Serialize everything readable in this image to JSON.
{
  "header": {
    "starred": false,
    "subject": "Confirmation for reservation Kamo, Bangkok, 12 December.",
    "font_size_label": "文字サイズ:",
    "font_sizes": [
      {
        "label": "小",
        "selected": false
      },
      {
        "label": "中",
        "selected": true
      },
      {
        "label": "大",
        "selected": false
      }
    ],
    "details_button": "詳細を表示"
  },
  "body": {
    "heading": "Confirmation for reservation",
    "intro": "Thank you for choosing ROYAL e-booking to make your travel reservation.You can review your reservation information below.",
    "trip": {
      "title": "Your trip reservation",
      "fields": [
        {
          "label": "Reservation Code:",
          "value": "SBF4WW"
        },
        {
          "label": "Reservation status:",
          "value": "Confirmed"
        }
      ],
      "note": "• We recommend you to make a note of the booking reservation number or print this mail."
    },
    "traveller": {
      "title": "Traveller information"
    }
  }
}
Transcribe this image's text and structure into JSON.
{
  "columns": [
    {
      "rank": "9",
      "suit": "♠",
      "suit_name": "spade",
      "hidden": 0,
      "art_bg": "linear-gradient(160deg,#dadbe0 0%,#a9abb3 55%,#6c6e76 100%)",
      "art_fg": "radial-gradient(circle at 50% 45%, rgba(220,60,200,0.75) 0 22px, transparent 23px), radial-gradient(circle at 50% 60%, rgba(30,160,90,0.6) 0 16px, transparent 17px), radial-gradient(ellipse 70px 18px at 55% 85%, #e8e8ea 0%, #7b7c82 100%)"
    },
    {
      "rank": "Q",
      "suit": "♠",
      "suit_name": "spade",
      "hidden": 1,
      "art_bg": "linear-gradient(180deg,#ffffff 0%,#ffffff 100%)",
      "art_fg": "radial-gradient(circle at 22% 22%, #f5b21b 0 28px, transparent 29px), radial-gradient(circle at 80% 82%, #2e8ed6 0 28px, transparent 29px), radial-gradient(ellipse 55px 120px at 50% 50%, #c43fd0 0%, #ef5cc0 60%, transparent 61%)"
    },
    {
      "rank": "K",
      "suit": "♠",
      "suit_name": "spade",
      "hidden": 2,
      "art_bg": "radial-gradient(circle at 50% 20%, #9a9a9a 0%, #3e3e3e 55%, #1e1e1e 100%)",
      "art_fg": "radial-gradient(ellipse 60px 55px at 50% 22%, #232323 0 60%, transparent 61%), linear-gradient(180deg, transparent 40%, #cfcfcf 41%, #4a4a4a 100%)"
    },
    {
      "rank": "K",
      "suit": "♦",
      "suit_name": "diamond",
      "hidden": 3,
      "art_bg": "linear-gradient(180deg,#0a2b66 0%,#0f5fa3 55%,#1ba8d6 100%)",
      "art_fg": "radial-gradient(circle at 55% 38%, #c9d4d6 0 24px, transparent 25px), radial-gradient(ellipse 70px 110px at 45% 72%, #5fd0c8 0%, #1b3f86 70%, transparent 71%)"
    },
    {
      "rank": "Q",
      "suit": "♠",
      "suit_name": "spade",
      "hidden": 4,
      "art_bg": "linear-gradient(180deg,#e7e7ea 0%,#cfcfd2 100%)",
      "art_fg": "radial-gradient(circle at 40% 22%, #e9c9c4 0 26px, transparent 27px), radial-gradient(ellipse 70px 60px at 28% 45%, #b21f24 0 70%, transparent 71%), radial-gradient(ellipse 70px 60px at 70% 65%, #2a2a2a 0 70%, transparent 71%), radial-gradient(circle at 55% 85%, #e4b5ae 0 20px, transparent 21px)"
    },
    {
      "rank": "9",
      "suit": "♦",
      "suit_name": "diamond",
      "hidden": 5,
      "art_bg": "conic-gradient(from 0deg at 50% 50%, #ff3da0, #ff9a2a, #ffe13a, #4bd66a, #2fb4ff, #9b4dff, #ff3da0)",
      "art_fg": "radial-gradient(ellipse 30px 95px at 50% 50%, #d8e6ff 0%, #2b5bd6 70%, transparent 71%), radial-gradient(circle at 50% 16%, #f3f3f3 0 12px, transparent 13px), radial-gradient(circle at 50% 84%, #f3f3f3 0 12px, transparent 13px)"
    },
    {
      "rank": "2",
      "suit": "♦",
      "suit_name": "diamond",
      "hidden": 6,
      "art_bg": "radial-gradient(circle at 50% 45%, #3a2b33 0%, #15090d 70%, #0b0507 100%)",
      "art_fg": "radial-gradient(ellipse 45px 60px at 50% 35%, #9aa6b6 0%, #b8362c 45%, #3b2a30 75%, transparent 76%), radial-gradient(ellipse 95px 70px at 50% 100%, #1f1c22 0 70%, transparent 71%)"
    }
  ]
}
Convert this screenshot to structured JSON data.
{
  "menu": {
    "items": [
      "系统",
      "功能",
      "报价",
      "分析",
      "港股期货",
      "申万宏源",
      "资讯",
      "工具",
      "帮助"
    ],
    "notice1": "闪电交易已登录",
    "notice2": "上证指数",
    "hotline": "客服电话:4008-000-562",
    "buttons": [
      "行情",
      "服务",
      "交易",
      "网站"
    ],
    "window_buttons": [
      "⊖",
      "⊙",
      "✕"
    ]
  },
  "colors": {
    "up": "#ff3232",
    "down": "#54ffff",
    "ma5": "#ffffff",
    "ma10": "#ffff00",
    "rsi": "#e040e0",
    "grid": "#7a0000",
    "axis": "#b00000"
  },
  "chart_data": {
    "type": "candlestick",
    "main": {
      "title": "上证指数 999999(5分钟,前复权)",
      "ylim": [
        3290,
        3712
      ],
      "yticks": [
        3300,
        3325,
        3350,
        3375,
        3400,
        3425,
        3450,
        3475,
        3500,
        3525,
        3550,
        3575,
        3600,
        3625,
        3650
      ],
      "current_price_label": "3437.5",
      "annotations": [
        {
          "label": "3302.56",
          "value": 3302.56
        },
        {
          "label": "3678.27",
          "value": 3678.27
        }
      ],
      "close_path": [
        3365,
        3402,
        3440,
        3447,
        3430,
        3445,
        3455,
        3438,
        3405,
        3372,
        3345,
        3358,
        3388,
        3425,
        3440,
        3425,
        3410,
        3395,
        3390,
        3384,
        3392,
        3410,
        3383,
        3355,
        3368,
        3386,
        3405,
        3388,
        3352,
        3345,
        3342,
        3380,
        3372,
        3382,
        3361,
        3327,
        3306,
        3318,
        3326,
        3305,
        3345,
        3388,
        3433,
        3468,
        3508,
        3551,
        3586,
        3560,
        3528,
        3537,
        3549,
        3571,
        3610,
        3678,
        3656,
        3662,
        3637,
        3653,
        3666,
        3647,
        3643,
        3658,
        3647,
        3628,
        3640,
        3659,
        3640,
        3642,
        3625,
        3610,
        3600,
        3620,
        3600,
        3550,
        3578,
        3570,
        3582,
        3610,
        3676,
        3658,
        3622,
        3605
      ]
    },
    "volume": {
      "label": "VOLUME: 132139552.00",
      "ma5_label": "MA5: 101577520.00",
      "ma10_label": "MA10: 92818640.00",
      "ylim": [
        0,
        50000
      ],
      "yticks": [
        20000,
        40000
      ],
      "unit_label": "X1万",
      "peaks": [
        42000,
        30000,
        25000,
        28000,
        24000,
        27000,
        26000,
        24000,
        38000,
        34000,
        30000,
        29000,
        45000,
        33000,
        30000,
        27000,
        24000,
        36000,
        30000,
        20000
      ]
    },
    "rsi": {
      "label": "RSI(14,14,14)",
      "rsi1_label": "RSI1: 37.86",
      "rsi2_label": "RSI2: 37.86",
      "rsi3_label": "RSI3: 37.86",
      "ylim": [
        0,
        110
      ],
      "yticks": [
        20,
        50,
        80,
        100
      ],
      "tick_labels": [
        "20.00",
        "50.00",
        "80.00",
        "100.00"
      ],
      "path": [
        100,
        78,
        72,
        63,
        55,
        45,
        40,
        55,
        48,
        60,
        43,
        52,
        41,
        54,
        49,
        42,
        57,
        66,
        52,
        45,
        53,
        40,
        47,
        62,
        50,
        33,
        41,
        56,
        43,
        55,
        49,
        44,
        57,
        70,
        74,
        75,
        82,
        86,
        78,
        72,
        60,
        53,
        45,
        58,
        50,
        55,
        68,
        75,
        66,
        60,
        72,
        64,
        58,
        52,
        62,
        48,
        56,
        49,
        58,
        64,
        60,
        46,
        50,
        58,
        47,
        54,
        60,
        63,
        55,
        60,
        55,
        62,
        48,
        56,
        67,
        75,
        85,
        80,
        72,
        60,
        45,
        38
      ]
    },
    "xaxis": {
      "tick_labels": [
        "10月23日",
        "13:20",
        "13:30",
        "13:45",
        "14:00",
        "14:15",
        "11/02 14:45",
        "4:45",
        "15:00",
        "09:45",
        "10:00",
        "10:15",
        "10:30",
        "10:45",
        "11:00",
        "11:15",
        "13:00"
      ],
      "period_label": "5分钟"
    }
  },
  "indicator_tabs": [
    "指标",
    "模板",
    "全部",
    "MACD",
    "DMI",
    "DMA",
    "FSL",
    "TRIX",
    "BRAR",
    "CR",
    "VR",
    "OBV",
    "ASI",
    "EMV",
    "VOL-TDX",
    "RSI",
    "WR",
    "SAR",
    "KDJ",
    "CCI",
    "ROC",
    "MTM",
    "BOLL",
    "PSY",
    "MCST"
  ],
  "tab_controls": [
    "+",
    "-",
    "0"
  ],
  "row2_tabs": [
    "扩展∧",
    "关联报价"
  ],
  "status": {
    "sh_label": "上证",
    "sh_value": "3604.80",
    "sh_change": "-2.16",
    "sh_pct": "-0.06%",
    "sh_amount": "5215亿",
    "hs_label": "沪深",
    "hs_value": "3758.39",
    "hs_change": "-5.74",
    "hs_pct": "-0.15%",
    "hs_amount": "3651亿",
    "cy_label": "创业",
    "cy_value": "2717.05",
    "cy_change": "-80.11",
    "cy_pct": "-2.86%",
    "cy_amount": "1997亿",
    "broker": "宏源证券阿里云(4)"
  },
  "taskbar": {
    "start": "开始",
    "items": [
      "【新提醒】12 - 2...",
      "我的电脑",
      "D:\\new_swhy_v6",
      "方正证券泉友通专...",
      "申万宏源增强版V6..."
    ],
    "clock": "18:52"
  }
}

..............................

# The exercise
Locate and copy each line in the data above that includes the word "linear".

# Correct result
      "art_bg": "linear-gradient(160deg,#dadbe0 0%,#a9abb3 55%,#6c6e76 100%)",
      "art_bg": "linear-gradient(180deg,#ffffff 0%,#ffffff 100%)",
      "art_fg": "radial-gradient(ellipse 60px 55px at 50% 22%, #232323 0 60%, transparent 61%), linear-gradient(180deg, transparent 40%, #cfcfcf 41%, #4a4a4a 100%)"
      "art_bg": "linear-gradient(180deg,#0a2b66 0%,#0f5fa3 55%,#1ba8d6 100%)",
      "art_bg": "linear-gradient(180deg,#e7e7ea 0%,#cfcfd2 100%)",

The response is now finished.